Soal A
Kembalikan tanpa perubahan bagian teks tentang film Joker, dimulai dari "Joker menjungkirbalikkan konsep" dan diakhiri dengan "DC Extended Universe (DCEU).".

Kebudayaan

Joker sebagai Musuh Penindas

Joker menjungkirbalikkan konsep film pahlawan super. Bukan hanya dengan menempatkan latar dan muasal lahirnya Joker yang biasanya dijadikan penjahat gila sebagai fokus utama. Namun juga dengan membongkar kedok keluarga Wayne yang biasanya dipoles pencitraan cantik serta meludahi Batman jauh sebelum ia memakai jubah dan topeng. Sekaligus, tentu saja, membalik pakem film, termasuk utamanya menolak jadi bagian waralaba semesta film pahlawan super, atau dalam hal ini: DC Extended Universe (DCEU).

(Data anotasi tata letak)
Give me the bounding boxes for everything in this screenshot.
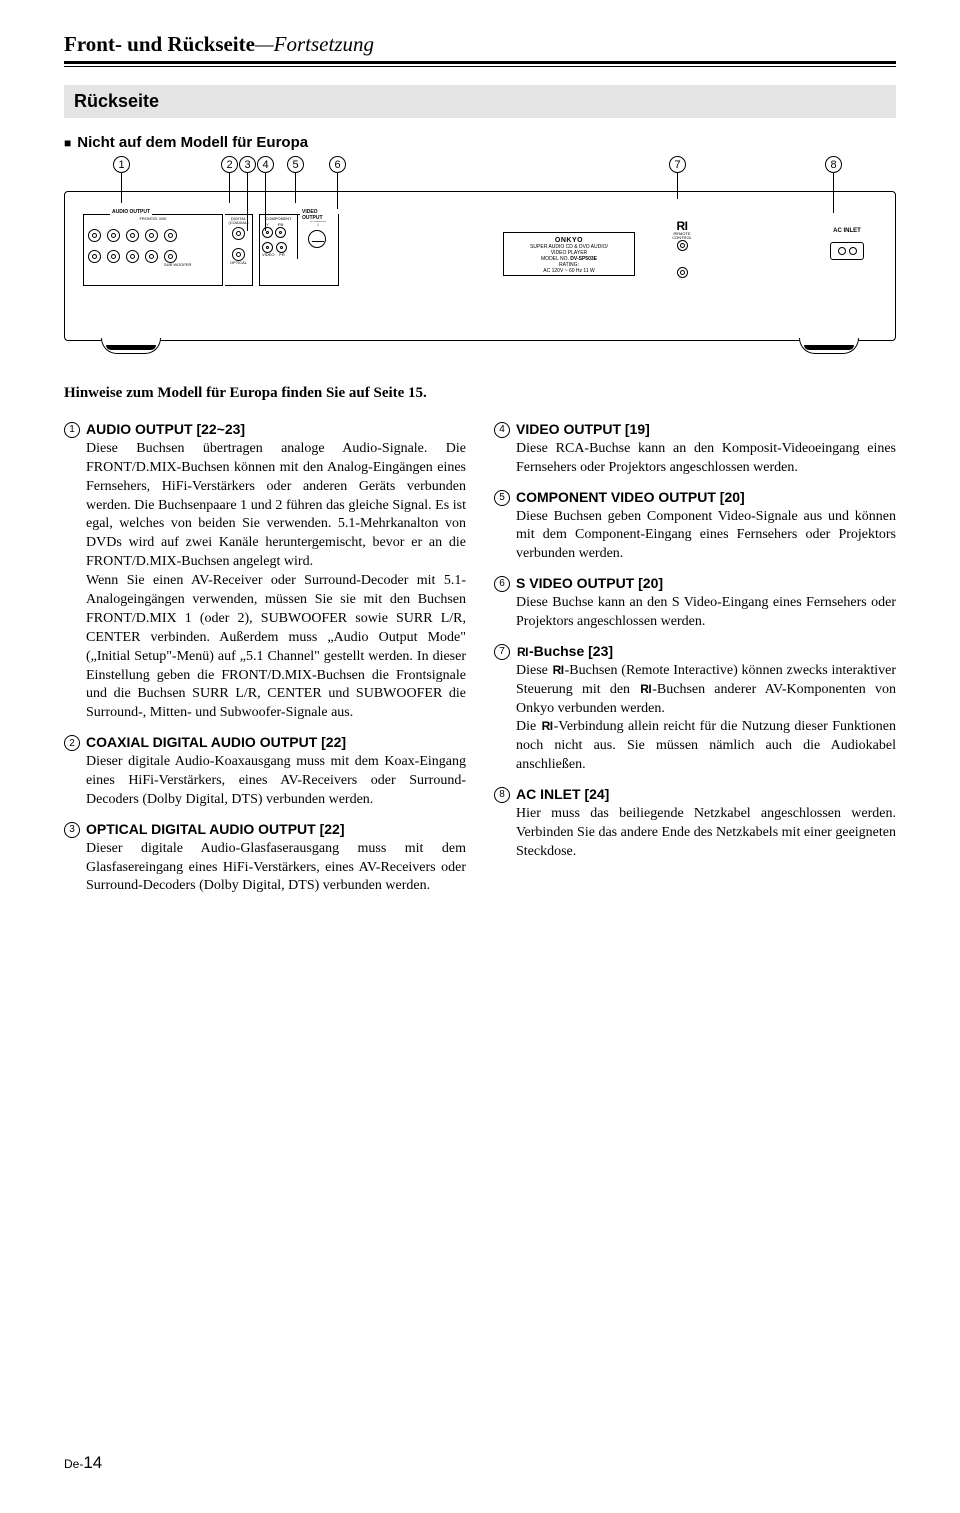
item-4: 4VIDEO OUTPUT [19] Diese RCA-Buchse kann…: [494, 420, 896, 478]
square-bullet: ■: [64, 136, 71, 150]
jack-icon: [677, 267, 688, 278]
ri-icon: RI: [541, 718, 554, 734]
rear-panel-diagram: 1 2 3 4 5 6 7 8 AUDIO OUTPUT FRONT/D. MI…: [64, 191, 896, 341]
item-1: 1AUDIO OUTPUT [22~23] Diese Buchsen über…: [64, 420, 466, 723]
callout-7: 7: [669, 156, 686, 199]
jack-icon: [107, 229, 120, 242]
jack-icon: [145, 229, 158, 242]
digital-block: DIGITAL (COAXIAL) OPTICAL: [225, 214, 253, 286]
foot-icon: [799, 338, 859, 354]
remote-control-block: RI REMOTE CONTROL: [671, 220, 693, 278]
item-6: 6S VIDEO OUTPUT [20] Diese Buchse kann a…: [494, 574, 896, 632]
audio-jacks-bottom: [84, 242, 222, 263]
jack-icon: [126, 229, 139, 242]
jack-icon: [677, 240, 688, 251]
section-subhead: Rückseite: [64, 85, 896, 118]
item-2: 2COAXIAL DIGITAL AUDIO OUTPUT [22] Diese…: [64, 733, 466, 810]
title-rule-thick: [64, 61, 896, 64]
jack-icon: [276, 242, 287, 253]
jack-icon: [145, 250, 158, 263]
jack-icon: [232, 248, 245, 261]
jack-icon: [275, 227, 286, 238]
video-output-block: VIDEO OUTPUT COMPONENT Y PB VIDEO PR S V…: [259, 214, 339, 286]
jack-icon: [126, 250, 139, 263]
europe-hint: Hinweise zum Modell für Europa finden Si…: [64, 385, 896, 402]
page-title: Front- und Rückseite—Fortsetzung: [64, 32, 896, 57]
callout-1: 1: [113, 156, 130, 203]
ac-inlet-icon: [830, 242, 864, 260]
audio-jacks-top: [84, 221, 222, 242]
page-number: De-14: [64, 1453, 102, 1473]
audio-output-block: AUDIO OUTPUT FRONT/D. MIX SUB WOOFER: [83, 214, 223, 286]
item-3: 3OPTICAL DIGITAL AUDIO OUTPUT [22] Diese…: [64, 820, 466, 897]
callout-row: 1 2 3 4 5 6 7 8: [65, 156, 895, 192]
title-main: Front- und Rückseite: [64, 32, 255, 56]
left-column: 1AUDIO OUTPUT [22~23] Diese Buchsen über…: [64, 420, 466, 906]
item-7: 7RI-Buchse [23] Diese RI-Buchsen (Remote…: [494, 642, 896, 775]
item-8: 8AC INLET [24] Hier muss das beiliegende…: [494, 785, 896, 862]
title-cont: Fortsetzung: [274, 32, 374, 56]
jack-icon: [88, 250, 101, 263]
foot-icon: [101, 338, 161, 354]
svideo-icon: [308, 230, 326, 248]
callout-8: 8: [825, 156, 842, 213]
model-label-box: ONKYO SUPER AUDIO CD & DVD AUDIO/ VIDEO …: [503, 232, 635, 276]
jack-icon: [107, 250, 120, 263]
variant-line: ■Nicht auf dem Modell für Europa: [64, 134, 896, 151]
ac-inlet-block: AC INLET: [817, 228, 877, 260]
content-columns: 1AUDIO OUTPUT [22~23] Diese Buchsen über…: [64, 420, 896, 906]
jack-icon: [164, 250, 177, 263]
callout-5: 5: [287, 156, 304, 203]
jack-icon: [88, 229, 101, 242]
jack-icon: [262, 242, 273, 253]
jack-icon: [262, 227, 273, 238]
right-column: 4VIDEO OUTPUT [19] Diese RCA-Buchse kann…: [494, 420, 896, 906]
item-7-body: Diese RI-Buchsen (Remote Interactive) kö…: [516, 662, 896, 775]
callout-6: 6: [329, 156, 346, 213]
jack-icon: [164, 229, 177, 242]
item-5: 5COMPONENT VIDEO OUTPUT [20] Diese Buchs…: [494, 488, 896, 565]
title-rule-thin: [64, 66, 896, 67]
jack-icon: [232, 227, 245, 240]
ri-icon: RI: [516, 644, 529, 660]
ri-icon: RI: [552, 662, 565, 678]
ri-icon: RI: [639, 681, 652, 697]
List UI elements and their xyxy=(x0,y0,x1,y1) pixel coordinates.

---

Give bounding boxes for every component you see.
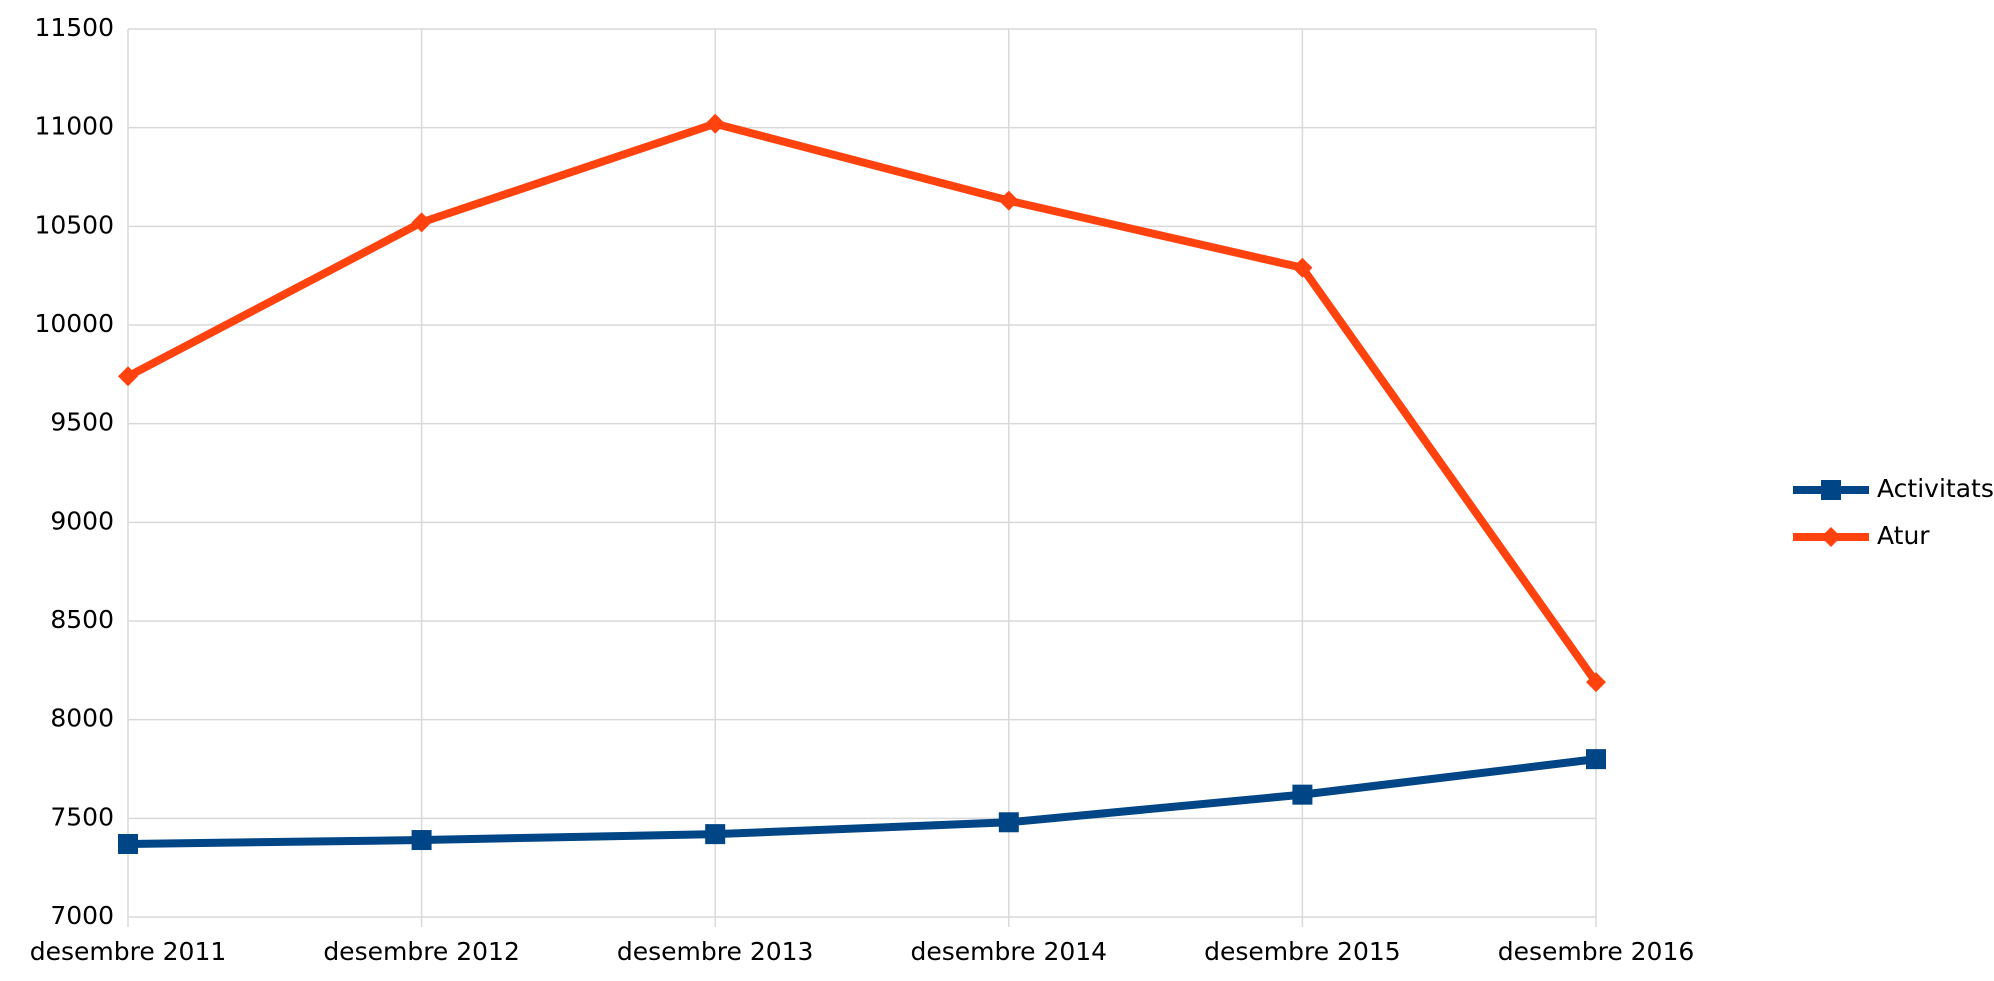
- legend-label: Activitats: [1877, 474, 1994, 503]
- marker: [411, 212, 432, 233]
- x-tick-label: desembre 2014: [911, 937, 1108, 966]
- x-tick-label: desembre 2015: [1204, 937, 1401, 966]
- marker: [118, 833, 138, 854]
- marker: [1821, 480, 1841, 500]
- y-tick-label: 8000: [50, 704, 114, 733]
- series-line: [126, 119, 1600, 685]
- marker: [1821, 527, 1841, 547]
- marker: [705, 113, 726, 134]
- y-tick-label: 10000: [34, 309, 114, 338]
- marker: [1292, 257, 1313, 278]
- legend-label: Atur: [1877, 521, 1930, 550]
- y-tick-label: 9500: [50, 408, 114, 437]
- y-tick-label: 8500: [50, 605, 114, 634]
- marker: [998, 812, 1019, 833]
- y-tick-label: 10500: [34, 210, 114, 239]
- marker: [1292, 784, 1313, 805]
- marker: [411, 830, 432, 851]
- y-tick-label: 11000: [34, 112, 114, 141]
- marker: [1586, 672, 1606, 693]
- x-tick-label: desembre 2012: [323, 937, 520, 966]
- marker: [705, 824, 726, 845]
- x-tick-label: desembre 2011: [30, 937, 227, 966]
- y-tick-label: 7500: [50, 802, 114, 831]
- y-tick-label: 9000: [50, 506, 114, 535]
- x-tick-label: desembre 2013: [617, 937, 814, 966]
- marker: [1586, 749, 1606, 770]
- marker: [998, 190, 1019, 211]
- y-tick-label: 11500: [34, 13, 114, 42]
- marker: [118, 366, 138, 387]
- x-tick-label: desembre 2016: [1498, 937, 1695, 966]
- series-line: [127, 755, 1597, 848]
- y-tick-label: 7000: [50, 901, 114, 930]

==

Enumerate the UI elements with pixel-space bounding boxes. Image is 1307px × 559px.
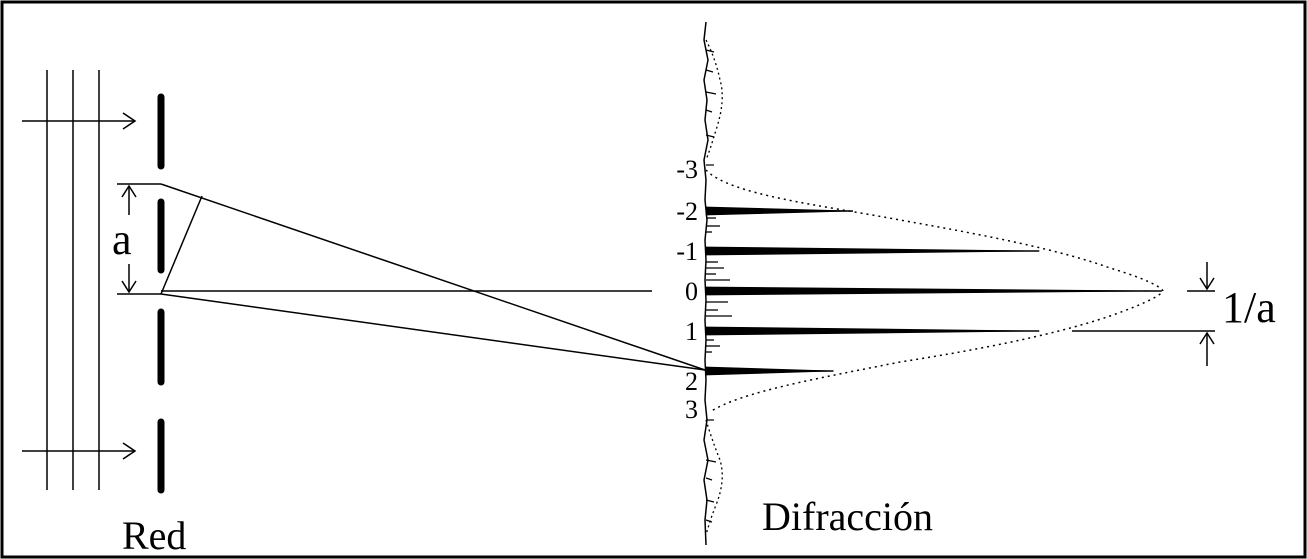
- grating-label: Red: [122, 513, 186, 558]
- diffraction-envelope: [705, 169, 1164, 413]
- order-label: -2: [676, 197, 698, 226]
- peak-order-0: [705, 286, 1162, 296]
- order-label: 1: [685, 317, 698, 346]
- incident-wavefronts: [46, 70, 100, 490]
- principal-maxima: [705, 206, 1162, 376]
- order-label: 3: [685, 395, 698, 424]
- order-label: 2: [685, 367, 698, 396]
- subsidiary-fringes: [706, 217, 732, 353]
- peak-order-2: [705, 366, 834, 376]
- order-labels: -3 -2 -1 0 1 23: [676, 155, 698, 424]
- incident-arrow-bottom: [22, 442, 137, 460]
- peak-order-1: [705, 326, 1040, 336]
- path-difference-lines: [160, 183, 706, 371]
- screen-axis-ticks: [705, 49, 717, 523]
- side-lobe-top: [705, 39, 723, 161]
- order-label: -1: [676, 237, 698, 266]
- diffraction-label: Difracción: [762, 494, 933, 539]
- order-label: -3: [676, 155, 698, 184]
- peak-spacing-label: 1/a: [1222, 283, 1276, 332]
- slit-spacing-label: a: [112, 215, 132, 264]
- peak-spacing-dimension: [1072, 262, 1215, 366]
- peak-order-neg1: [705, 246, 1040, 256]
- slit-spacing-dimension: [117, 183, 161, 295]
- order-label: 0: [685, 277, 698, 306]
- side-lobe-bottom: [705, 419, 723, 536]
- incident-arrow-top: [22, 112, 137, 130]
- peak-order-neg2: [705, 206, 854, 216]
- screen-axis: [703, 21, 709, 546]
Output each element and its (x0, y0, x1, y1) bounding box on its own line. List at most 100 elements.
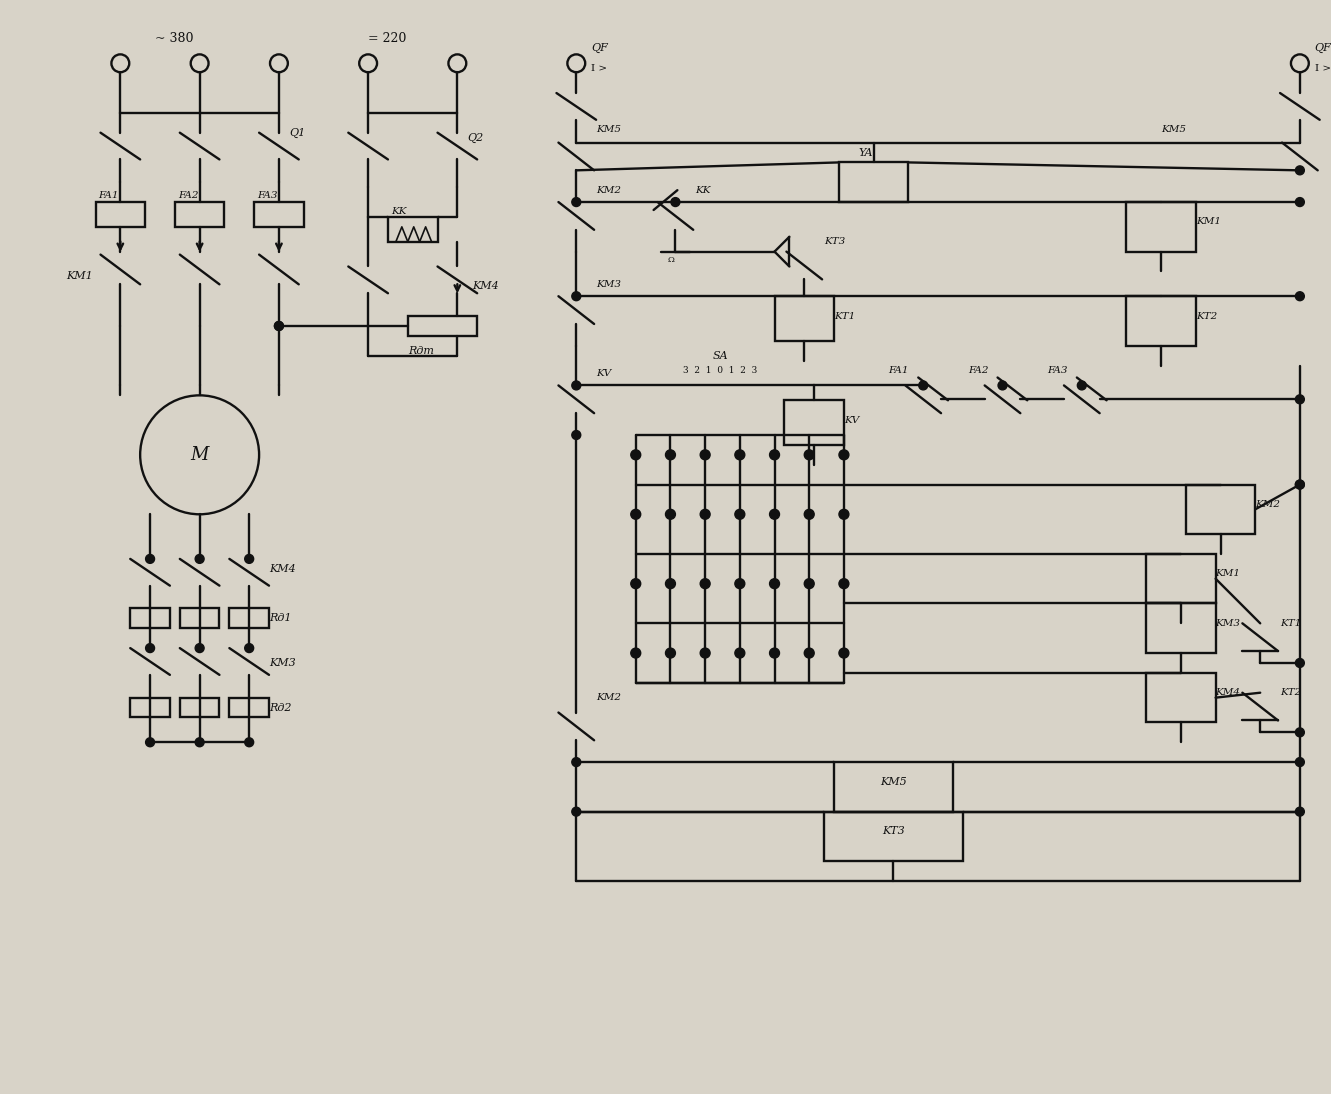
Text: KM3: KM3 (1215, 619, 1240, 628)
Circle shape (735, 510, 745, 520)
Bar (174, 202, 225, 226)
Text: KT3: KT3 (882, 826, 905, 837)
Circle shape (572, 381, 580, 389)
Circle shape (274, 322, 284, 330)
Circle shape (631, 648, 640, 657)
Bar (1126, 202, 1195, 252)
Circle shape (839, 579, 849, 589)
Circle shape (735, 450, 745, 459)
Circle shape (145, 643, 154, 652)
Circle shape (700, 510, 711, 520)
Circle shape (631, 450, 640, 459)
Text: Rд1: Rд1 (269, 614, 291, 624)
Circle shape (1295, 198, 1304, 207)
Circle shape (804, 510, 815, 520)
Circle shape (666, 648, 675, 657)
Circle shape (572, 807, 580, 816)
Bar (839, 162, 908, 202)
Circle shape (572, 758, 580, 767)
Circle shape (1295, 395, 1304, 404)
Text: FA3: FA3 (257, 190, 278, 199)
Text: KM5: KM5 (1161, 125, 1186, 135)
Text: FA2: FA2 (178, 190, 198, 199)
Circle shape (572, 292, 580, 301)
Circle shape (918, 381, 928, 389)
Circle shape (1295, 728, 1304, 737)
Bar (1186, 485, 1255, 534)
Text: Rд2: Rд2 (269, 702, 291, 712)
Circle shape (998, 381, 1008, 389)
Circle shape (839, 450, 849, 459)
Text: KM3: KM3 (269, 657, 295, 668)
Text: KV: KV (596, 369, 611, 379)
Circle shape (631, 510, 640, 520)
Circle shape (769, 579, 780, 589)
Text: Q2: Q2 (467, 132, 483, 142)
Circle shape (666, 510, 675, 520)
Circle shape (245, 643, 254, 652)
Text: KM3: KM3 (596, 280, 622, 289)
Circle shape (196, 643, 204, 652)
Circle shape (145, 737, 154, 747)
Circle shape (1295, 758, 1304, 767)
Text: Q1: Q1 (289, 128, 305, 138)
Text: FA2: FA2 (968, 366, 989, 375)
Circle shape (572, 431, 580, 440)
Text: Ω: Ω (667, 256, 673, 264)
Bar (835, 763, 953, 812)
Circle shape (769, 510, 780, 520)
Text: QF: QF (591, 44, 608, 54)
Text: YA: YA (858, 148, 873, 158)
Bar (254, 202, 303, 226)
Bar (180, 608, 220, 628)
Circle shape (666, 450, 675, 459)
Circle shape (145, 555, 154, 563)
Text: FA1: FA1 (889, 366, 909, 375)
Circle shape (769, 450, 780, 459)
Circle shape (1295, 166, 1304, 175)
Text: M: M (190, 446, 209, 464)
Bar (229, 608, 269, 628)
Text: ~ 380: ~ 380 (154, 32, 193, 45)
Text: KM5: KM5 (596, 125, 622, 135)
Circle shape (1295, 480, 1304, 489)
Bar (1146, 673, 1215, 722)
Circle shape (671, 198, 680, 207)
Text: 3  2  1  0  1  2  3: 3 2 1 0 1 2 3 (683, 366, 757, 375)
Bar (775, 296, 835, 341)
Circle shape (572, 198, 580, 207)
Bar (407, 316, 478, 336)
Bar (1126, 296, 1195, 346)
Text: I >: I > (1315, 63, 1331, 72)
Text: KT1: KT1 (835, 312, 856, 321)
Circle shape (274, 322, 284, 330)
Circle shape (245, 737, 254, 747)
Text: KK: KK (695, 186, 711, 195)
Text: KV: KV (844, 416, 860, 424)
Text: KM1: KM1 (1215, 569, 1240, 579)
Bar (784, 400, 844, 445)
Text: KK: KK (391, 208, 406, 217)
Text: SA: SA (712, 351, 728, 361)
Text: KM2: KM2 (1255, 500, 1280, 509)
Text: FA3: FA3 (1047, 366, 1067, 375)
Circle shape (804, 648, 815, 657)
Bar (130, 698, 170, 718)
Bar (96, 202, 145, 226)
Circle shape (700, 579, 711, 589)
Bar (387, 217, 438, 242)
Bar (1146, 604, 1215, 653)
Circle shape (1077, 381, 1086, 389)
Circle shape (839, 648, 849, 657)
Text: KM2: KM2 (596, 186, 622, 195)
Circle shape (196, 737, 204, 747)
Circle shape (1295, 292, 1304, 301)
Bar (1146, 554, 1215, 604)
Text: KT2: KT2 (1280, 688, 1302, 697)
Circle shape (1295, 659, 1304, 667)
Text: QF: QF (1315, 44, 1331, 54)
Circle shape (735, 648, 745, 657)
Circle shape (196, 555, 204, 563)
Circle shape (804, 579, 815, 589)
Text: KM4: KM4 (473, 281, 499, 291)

Soal B
Ketik ulang tanpa perubahan baris-baris entri yang dimulai dari baris berisi "- legend-label: Activitats: [1877, 474, 1994, 503]" dan berakhir pada baris berisi "- y-tick-label: 11000: [34, 112, 114, 141]", termasuk kedua baris tersebut.

Jawaban Benar A
Joker menjungkirbalikkan konsep film pahlawan super. Bukan hanya dengan menempatkan latar dan muasal lahirnya Joker yang biasanya dijadikan penjahat gila sebagai fokus utama. Namun juga dengan membongkar kedok keluarga Wayne yang biasanya dipoles pencitraan cantik serta meludahi Batman jauh sebelum ia memakai jubah dan topeng. Sekaligus, tentu saja, membalik pakem film, termasuk utamanya menolak jadi bagian waralaba semesta film pahlawan super, atau dalam hal ini: DC Extended Universe (DCEU).

Jawaban Benar B
- legend-label: Activitats: [1877, 474, 1994, 503]
- marker: [411, 212, 432, 233]
- x-tick-label: desembre 2014: [911, 937, 1108, 966]
- x-tick-label: desembre 2015: [1204, 937, 1401, 966]
- marker: [118, 833, 138, 854]
- marker: [1821, 480, 1841, 500]
- y-tick-label: 8000: [50, 704, 114, 733]
- series-line: [126, 119, 1600, 685]
- marker: [1821, 527, 1841, 547]
- marker: [705, 113, 726, 134]
- y-tick-label: 10000: [34, 309, 114, 338]
- marker: [1292, 257, 1313, 278]
- legend-label: Atur: [1877, 521, 1930, 550]
- y-tick-label: 9500: [50, 408, 114, 437]
- y-tick-label: 8500: [50, 605, 114, 634]
- marker: [998, 812, 1019, 833]
- y-tick-label: 10500: [34, 210, 114, 239]
- marker: [1292, 784, 1313, 805]
- marker: [411, 830, 432, 851]
- y-tick-label: 11000: [34, 112, 114, 141]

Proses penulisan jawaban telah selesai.